Data rows>
===

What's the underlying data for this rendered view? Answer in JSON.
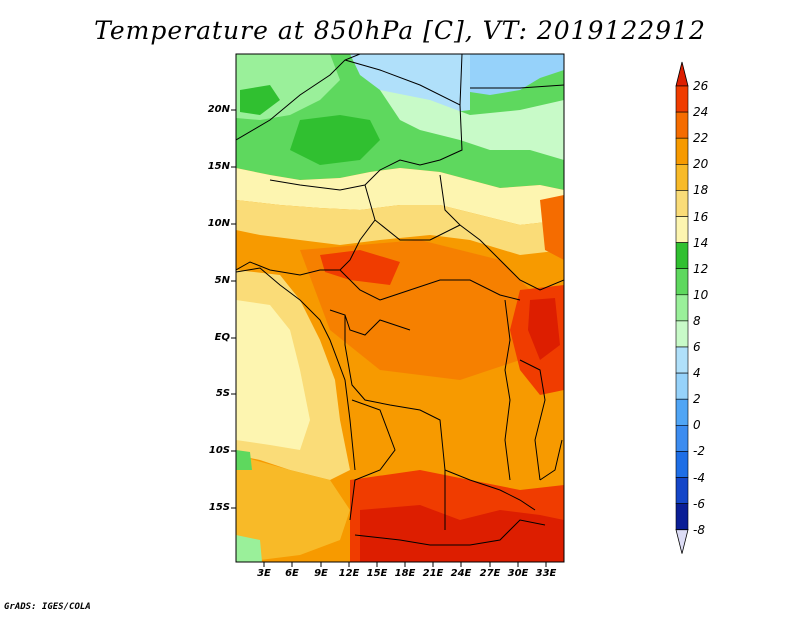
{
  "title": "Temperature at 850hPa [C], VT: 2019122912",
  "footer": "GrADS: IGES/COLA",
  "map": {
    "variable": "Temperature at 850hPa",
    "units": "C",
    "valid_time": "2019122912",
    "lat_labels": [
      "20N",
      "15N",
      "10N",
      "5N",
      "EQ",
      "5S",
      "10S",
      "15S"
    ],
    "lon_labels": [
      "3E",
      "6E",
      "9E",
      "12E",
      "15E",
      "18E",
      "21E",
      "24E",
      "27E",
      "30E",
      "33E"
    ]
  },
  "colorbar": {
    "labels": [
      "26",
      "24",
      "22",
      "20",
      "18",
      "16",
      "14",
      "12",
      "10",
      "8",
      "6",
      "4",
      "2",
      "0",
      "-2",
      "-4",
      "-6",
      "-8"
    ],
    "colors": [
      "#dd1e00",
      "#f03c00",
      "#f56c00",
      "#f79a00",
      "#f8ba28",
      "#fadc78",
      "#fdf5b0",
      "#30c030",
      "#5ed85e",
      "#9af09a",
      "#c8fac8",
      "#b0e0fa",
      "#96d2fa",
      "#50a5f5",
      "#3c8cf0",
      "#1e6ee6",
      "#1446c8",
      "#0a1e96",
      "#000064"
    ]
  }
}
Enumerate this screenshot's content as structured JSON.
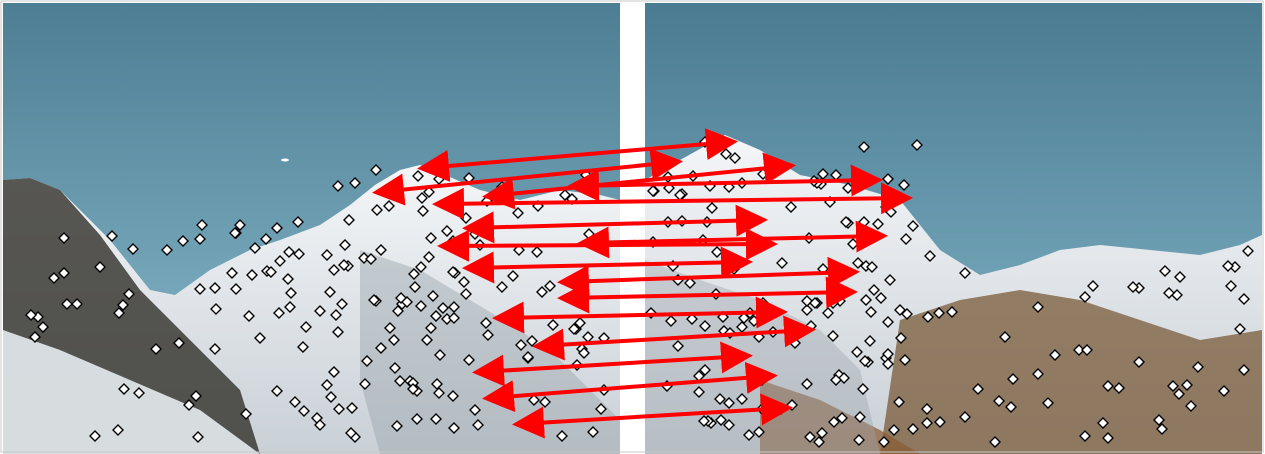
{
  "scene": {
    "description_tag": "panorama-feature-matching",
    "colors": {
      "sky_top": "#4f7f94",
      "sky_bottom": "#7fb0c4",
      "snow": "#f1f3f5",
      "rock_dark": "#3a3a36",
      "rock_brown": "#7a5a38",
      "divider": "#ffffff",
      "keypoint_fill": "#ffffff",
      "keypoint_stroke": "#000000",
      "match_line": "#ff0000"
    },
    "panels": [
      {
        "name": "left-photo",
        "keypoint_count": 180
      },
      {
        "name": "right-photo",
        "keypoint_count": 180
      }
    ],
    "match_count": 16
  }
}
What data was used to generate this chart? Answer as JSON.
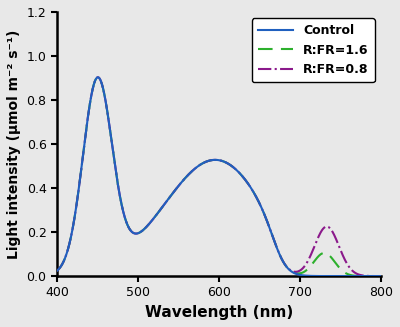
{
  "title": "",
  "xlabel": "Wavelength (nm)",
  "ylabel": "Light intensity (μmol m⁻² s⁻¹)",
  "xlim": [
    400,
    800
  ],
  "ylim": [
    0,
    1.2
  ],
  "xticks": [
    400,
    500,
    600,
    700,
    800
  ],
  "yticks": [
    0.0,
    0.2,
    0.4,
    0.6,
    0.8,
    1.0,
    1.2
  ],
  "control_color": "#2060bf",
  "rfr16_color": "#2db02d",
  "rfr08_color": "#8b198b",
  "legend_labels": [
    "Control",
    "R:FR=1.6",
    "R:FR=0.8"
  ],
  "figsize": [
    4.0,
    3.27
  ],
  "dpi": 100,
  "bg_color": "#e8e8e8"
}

===

With pictures left out, extract the lines from the one containing "What data was" to the end of the material above, both included, exactly as written.

Expected answer>
What data was used to generate this chart? Answer as JSON.
{
  "title": "",
  "xlabel": "Wavelength (nm)",
  "ylabel": "Light intensity (μmol m⁻² s⁻¹)",
  "xlim": [
    400,
    800
  ],
  "ylim": [
    0,
    1.2
  ],
  "xticks": [
    400,
    500,
    600,
    700,
    800
  ],
  "yticks": [
    0.0,
    0.2,
    0.4,
    0.6,
    0.8,
    1.0,
    1.2
  ],
  "control_color": "#2060bf",
  "rfr16_color": "#2db02d",
  "rfr08_color": "#8b198b",
  "legend_labels": [
    "Control",
    "R:FR=1.6",
    "R:FR=0.8"
  ],
  "figsize": [
    4.0,
    3.27
  ],
  "dpi": 100,
  "bg_color": "#e8e8e8"
}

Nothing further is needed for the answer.